● WHAT YOU WILL DO
Can you transcribe every line exactly and leave the pictures behind?
....
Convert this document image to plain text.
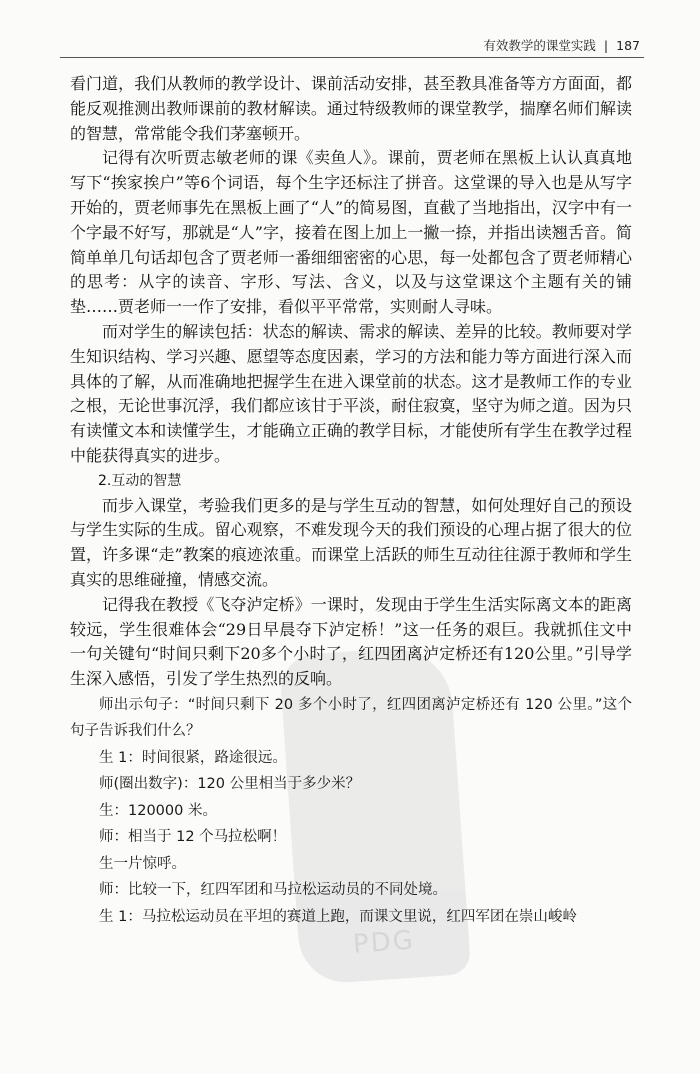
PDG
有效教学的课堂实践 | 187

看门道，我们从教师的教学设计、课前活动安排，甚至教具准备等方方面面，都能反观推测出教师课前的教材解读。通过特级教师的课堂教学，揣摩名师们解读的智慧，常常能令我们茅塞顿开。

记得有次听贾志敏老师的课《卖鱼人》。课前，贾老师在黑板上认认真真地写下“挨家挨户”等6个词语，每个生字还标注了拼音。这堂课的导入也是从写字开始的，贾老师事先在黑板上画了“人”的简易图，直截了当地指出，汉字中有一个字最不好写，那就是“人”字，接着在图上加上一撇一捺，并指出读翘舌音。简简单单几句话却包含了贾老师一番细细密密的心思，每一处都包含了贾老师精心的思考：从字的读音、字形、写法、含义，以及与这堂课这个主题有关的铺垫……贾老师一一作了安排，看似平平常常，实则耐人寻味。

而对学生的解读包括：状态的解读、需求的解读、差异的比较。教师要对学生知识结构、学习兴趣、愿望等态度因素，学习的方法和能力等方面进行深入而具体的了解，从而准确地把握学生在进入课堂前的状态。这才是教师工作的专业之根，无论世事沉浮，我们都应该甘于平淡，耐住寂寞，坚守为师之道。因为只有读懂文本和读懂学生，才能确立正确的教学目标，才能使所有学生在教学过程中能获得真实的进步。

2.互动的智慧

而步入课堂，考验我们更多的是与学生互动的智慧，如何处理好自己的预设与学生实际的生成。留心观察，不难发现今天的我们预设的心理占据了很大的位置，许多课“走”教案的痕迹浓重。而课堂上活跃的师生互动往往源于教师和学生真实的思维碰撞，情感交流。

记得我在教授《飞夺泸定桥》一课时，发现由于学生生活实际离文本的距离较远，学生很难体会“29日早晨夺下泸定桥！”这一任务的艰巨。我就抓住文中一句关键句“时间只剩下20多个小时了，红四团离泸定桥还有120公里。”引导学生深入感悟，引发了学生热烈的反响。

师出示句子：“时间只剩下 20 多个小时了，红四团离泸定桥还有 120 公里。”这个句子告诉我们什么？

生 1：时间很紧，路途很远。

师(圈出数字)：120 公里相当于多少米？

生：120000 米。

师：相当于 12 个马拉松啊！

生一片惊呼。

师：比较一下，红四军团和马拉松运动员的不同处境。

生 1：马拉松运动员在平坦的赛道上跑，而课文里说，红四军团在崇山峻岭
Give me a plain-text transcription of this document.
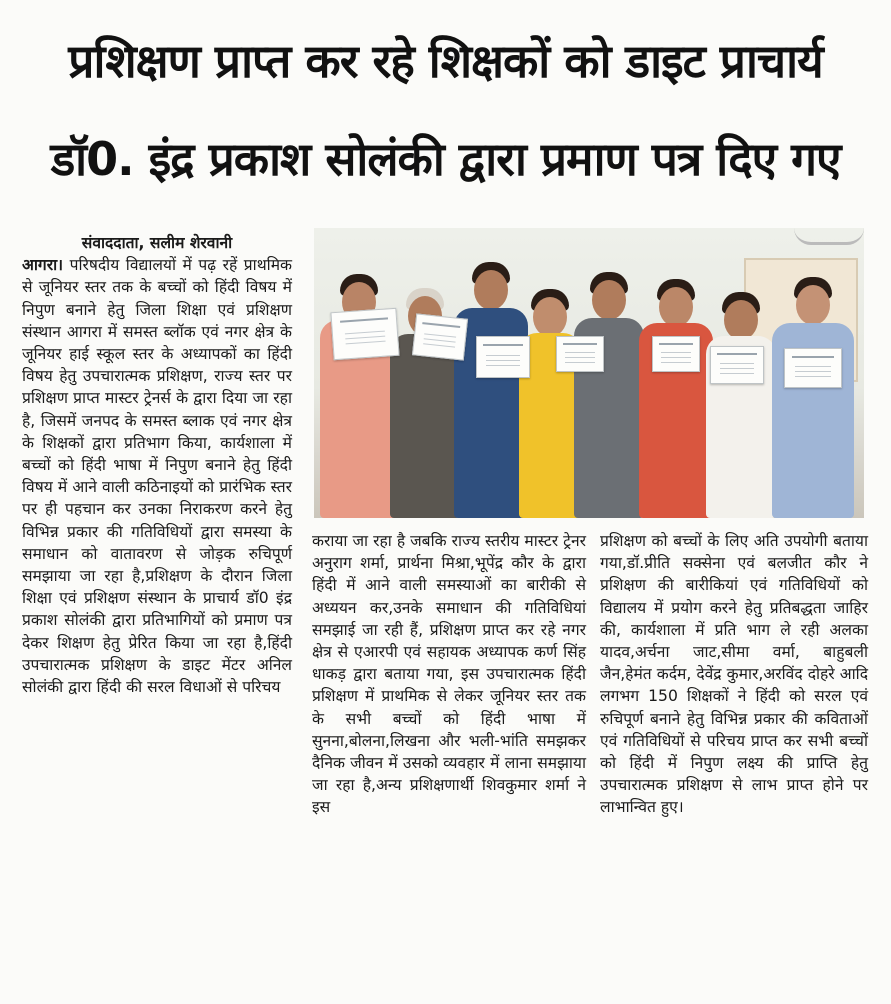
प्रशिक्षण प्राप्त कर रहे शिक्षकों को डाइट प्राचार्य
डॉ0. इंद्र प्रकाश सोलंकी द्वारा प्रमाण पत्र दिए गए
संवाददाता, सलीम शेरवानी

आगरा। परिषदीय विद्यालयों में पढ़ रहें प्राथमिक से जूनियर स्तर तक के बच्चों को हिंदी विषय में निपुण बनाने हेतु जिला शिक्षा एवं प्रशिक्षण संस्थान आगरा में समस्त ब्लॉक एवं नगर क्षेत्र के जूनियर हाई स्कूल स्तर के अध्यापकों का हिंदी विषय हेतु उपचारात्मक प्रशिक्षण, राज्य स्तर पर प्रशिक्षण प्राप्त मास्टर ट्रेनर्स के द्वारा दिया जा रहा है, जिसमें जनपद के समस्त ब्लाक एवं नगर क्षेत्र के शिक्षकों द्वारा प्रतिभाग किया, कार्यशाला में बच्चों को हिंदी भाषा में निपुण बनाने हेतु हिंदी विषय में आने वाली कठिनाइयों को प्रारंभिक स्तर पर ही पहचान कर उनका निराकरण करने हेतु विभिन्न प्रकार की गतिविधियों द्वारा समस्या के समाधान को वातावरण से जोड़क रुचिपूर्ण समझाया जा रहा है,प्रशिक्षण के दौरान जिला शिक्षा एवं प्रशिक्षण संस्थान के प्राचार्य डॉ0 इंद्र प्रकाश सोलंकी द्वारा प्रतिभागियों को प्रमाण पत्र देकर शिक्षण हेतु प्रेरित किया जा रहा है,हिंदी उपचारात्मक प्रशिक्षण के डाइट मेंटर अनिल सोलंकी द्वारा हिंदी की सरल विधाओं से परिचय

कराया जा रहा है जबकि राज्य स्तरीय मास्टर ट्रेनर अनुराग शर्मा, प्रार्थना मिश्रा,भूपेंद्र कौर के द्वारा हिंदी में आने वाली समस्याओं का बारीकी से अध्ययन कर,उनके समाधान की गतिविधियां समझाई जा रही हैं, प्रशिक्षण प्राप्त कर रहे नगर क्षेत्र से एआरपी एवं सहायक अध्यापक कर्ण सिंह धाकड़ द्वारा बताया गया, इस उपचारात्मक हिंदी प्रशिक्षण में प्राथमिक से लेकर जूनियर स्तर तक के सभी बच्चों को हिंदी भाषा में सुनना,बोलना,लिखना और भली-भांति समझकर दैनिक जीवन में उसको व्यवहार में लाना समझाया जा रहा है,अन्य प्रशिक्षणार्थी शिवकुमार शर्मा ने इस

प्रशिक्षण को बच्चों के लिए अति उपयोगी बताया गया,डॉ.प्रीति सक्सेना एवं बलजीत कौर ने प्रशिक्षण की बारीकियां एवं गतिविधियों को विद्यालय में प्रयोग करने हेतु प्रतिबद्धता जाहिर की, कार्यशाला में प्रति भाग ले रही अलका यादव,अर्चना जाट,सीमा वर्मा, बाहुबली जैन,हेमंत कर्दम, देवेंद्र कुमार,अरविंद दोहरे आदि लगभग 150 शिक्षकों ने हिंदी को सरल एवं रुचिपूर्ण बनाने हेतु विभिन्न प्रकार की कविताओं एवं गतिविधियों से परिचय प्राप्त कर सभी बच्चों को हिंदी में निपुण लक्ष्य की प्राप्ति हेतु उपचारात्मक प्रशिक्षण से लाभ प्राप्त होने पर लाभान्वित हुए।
....
● OUTPUT OF THE EXERCISE
Convert this document image to plain text.
PDG
有效教学的课堂实践 | 187

看门道，我们从教师的教学设计、课前活动安排，甚至教具准备等方方面面，都能反观推测出教师课前的教材解读。通过特级教师的课堂教学，揣摩名师们解读的智慧，常常能令我们茅塞顿开。

记得有次听贾志敏老师的课《卖鱼人》。课前，贾老师在黑板上认认真真地写下“挨家挨户”等6个词语，每个生字还标注了拼音。这堂课的导入也是从写字开始的，贾老师事先在黑板上画了“人”的简易图，直截了当地指出，汉字中有一个字最不好写，那就是“人”字，接着在图上加上一撇一捺，并指出读翘舌音。简简单单几句话却包含了贾老师一番细细密密的心思，每一处都包含了贾老师精心的思考：从字的读音、字形、写法、含义，以及与这堂课这个主题有关的铺垫……贾老师一一作了安排，看似平平常常，实则耐人寻味。

而对学生的解读包括：状态的解读、需求的解读、差异的比较。教师要对学生知识结构、学习兴趣、愿望等态度因素，学习的方法和能力等方面进行深入而具体的了解，从而准确地把握学生在进入课堂前的状态。这才是教师工作的专业之根，无论世事沉浮，我们都应该甘于平淡，耐住寂寞，坚守为师之道。因为只有读懂文本和读懂学生，才能确立正确的教学目标，才能使所有学生在教学过程中能获得真实的进步。

2.互动的智慧

而步入课堂，考验我们更多的是与学生互动的智慧，如何处理好自己的预设与学生实际的生成。留心观察，不难发现今天的我们预设的心理占据了很大的位置，许多课“走”教案的痕迹浓重。而课堂上活跃的师生互动往往源于教师和学生真实的思维碰撞，情感交流。

记得我在教授《飞夺泸定桥》一课时，发现由于学生生活实际离文本的距离较远，学生很难体会“29日早晨夺下泸定桥！”这一任务的艰巨。我就抓住文中一句关键句“时间只剩下20多个小时了，红四团离泸定桥还有120公里。”引导学生深入感悟，引发了学生热烈的反响。

师出示句子：“时间只剩下 20 多个小时了，红四团离泸定桥还有 120 公里。”这个句子告诉我们什么？

生 1：时间很紧，路途很远。

师(圈出数字)：120 公里相当于多少米？

生：120000 米。

师：相当于 12 个马拉松啊！

生一片惊呼。

师：比较一下，红四军团和马拉松运动员的不同处境。

生 1：马拉松运动员在平坦的赛道上跑，而课文里说，红四军团在崇山峻岭
Give me a plain-text transcription of this document.
प्रशिक्षण प्राप्त कर रहे शिक्षकों को डाइट प्राचार्य
डॉ0. इंद्र प्रकाश सोलंकी द्वारा प्रमाण पत्र दिए गए
संवाददाता, सलीम शेरवानी

आगरा। परिषदीय विद्यालयों में पढ़ रहें प्राथमिक से जूनियर स्तर तक के बच्चों को हिंदी विषय में निपुण बनाने हेतु जिला शिक्षा एवं प्रशिक्षण संस्थान आगरा में समस्त ब्लॉक एवं नगर क्षेत्र के जूनियर हाई स्कूल स्तर के अध्यापकों का हिंदी विषय हेतु उपचारात्मक प्रशिक्षण, राज्य स्तर पर प्रशिक्षण प्राप्त मास्टर ट्रेनर्स के द्वारा दिया जा रहा है, जिसमें जनपद के समस्त ब्लाक एवं नगर क्षेत्र के शिक्षकों द्वारा प्रतिभाग किया, कार्यशाला में बच्चों को हिंदी भाषा में निपुण बनाने हेतु हिंदी विषय में आने वाली कठिनाइयों को प्रारंभिक स्तर पर ही पहचान कर उनका निराकरण करने हेतु विभिन्न प्रकार की गतिविधियों द्वारा समस्या के समाधान को वातावरण से जोड़क रुचिपूर्ण समझाया जा रहा है,प्रशिक्षण के दौरान जिला शिक्षा एवं प्रशिक्षण संस्थान के प्राचार्य डॉ0 इंद्र प्रकाश सोलंकी द्वारा प्रतिभागियों को प्रमाण पत्र देकर शिक्षण हेतु प्रेरित किया जा रहा है,हिंदी उपचारात्मक प्रशिक्षण के डाइट मेंटर अनिल सोलंकी द्वारा हिंदी की सरल विधाओं से परिचय

कराया जा रहा है जबकि राज्य स्तरीय मास्टर ट्रेनर अनुराग शर्मा, प्रार्थना मिश्रा,भूपेंद्र कौर के द्वारा हिंदी में आने वाली समस्याओं का बारीकी से अध्ययन कर,उनके समाधान की गतिविधियां समझाई जा रही हैं, प्रशिक्षण प्राप्त कर रहे नगर क्षेत्र से एआरपी एवं सहायक अध्यापक कर्ण सिंह धाकड़ द्वारा बताया गया, इस उपचारात्मक हिंदी प्रशिक्षण में प्राथमिक से लेकर जूनियर स्तर तक के सभी बच्चों को हिंदी भाषा में सुनना,बोलना,लिखना और भली-भांति समझकर दैनिक जीवन में उसको व्यवहार में लाना समझाया जा रहा है,अन्य प्रशिक्षणार्थी शिवकुमार शर्मा ने इस

प्रशिक्षण को बच्चों के लिए अति उपयोगी बताया गया,डॉ.प्रीति सक्सेना एवं बलजीत कौर ने प्रशिक्षण की बारीकियां एवं गतिविधियों को विद्यालय में प्रयोग करने हेतु प्रतिबद्धता जाहिर की, कार्यशाला में प्रति भाग ले रही अलका यादव,अर्चना जाट,सीमा वर्मा, बाहुबली जैन,हेमंत कर्दम, देवेंद्र कुमार,अरविंद दोहरे आदि लगभग 150 शिक्षकों ने हिंदी को सरल एवं रुचिपूर्ण बनाने हेतु विभिन्न प्रकार की कविताओं एवं गतिविधियों से परिचय प्राप्त कर सभी बच्चों को हिंदी में निपुण लक्ष्य की प्राप्ति हेतु उपचारात्मक प्रशिक्षण से लाभ प्राप्त होने पर लाभान्वित हुए।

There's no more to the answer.